Problem details → Identify the lines that contain the string "this", then copy each of them.
:: Dataset records ::
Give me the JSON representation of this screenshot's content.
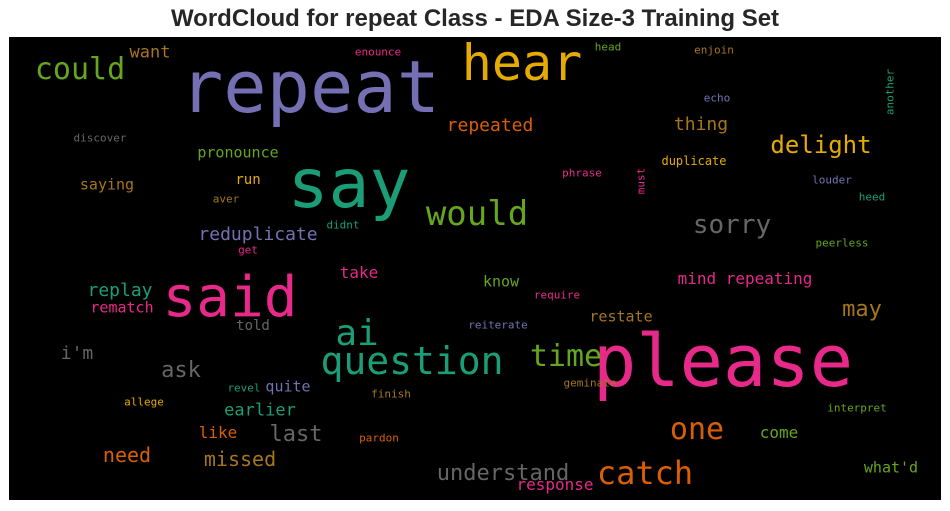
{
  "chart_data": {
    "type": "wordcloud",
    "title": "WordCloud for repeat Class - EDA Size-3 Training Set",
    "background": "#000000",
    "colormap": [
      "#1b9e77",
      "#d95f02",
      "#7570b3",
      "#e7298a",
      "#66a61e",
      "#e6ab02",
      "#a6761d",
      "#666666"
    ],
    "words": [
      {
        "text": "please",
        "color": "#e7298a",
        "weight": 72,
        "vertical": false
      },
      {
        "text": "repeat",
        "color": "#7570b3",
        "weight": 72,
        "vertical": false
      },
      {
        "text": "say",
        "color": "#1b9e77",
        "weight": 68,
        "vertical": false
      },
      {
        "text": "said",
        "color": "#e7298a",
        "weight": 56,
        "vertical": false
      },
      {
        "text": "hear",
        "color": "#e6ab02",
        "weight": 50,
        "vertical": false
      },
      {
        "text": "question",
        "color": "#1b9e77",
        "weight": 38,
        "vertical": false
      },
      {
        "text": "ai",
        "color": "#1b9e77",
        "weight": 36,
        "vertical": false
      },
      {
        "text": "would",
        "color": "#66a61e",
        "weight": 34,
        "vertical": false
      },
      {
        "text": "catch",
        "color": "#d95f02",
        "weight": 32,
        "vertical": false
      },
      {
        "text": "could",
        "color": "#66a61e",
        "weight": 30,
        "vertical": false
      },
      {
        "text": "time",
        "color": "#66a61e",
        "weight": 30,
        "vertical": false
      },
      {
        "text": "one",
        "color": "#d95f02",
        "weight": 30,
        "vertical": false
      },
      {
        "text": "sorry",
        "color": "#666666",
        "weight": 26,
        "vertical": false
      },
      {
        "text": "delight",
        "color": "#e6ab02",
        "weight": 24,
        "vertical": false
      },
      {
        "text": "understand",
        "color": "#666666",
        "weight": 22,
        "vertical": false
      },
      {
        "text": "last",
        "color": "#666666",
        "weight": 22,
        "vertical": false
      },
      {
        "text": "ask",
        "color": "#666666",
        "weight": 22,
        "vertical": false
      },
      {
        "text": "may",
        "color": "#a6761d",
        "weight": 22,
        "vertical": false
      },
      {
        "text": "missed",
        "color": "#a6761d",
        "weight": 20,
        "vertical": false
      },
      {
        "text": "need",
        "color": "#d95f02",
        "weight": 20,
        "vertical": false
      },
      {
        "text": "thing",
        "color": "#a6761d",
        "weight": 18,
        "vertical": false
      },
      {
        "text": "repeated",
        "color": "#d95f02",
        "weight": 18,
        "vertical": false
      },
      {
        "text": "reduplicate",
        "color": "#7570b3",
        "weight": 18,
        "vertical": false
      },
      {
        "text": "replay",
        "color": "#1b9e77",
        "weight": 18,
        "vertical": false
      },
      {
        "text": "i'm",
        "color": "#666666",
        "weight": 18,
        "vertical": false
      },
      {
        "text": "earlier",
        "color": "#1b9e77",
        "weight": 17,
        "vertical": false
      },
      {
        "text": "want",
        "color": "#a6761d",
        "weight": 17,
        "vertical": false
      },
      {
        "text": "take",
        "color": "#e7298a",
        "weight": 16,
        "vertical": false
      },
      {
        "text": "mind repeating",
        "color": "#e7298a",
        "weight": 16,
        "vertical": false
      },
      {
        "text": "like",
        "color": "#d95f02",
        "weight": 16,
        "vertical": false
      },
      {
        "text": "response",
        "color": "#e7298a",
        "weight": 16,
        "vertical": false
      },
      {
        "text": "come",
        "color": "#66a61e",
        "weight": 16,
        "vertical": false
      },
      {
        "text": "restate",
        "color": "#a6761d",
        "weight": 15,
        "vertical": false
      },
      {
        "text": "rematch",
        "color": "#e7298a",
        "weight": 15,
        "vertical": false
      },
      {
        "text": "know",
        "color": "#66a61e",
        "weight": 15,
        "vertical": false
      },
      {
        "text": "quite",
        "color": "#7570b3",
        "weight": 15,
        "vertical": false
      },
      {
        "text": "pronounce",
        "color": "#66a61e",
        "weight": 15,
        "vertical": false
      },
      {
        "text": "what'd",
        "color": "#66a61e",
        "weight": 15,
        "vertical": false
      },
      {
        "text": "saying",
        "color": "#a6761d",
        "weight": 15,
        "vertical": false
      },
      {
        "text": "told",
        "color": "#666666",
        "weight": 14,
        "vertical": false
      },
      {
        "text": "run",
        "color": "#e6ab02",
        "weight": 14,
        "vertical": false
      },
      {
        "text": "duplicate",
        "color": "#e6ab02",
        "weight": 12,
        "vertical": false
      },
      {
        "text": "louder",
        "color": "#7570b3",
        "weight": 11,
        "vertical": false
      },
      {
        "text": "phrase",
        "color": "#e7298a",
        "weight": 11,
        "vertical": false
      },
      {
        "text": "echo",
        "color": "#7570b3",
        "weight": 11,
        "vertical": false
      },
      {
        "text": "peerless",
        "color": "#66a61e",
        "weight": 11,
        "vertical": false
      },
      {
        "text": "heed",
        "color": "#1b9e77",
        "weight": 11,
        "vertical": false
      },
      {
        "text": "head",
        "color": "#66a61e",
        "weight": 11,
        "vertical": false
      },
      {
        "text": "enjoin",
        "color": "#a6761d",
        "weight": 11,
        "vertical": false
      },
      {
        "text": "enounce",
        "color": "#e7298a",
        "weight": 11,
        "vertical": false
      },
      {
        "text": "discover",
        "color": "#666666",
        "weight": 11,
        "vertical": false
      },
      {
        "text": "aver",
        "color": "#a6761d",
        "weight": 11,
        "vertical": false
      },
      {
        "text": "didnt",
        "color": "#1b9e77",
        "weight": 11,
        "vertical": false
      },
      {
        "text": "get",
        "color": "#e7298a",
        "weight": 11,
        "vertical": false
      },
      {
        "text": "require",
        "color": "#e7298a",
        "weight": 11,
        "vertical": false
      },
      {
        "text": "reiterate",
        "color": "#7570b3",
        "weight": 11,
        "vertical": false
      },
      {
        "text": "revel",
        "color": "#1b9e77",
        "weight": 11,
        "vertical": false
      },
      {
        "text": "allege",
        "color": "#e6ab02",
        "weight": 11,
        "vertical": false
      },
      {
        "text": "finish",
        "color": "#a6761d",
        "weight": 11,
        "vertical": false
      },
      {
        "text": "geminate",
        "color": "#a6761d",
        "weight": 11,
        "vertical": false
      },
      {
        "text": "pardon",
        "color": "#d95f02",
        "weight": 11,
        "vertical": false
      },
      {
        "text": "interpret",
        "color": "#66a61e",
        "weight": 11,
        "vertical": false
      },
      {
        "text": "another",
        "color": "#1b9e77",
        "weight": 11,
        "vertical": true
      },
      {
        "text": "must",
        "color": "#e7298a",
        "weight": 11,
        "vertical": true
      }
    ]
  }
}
:::
:: Dataset records ::
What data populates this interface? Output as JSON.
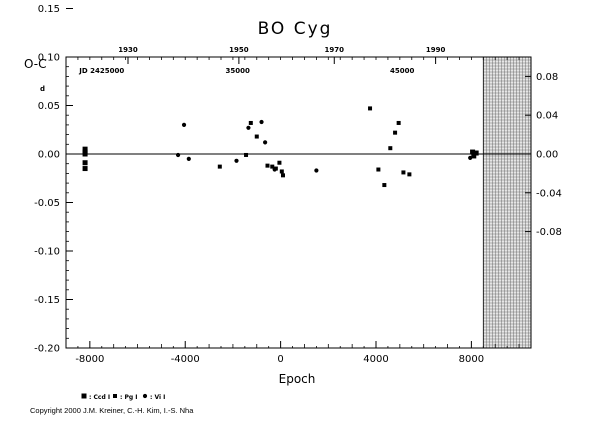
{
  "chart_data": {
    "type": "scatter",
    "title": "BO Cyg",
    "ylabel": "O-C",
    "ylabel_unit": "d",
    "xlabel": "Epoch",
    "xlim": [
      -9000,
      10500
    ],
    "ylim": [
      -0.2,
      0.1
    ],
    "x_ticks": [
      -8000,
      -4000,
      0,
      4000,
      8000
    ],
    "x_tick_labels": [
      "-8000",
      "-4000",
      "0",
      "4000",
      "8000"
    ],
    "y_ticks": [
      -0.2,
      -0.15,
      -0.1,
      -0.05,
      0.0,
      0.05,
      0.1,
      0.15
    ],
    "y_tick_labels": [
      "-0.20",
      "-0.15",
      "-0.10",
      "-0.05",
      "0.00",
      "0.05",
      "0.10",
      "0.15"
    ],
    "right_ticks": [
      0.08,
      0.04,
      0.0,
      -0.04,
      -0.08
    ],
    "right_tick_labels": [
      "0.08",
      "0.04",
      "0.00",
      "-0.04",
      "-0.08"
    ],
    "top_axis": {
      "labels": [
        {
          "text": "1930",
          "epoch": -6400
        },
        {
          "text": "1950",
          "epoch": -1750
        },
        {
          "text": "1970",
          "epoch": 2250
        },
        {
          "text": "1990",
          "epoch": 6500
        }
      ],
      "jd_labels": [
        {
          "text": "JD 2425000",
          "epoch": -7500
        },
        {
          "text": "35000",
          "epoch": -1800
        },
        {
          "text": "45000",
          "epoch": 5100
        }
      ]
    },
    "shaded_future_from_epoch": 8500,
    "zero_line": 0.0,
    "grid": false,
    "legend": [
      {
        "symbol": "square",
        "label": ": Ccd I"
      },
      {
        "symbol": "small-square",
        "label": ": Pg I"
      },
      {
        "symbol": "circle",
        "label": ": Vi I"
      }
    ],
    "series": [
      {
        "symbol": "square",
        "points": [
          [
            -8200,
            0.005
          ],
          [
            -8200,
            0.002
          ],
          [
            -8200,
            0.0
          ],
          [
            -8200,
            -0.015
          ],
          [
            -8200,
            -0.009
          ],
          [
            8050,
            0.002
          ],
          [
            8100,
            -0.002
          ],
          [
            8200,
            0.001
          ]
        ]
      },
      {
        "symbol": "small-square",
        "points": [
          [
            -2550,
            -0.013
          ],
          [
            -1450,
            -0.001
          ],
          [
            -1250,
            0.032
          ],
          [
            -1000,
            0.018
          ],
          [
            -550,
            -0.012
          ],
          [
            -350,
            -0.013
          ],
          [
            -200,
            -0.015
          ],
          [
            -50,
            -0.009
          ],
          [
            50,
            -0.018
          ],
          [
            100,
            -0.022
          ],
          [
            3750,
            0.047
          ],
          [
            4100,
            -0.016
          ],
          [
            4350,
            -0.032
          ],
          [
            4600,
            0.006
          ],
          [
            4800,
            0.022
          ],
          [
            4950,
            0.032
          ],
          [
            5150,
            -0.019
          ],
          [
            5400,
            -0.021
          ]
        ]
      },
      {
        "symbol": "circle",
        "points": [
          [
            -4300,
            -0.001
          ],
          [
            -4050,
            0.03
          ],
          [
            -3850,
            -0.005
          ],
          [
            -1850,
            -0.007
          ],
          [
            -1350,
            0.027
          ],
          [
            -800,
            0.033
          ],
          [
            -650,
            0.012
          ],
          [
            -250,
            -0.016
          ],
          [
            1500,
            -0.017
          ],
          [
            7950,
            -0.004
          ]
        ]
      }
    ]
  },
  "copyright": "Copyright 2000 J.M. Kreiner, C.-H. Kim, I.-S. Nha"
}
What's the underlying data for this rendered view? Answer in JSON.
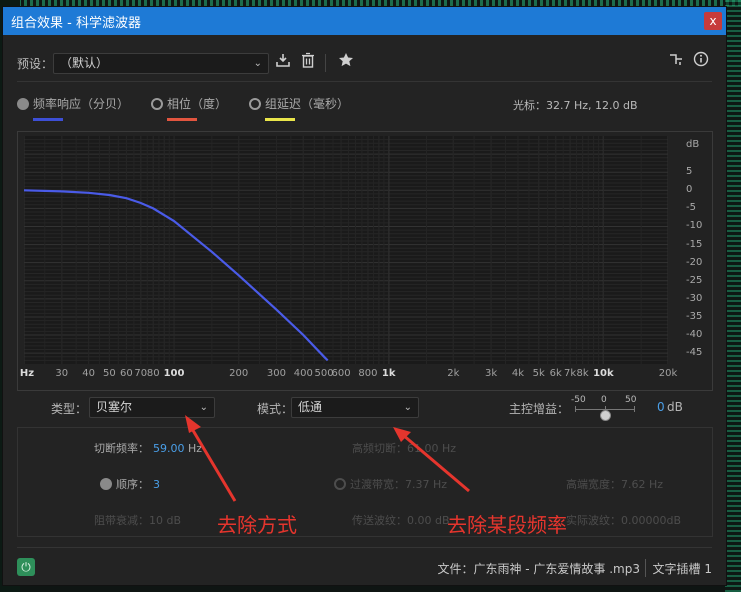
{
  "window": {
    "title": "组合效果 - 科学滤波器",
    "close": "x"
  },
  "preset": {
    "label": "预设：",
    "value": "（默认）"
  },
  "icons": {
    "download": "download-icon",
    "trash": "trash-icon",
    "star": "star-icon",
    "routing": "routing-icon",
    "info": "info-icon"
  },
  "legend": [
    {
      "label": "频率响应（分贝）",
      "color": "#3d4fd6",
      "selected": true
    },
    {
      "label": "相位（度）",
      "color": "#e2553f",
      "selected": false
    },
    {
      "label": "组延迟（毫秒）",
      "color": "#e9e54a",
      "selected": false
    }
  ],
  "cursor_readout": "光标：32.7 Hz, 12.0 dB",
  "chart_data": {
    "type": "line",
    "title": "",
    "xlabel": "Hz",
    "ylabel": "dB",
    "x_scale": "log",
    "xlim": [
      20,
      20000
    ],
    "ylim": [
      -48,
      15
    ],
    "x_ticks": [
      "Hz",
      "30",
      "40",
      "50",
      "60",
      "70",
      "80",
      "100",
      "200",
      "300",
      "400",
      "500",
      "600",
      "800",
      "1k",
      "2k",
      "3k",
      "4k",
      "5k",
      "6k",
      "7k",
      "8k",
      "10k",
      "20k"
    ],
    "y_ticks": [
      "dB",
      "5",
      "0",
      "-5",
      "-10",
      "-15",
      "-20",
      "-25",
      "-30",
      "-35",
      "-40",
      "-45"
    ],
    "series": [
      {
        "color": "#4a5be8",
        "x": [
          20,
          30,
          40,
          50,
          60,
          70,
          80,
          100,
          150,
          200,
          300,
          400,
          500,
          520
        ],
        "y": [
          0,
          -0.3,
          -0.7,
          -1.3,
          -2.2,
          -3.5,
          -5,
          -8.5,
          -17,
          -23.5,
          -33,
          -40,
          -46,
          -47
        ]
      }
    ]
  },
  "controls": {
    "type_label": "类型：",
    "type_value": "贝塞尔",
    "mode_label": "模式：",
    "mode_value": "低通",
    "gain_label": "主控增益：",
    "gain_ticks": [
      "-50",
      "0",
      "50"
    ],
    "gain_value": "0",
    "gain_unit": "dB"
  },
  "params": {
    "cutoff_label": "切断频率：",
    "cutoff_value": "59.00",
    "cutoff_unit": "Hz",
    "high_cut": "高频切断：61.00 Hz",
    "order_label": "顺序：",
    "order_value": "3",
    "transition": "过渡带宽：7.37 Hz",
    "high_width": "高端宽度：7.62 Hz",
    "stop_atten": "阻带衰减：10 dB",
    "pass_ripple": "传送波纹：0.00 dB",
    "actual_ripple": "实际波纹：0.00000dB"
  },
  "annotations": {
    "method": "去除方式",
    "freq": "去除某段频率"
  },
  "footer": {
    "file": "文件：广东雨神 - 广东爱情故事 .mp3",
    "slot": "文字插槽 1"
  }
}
:::
Task output →
Give me the JSON representation of this screenshot's content.
What data populates this interface? Output as JSON.
What's the underlying data for this rendered view? Answer in JSON.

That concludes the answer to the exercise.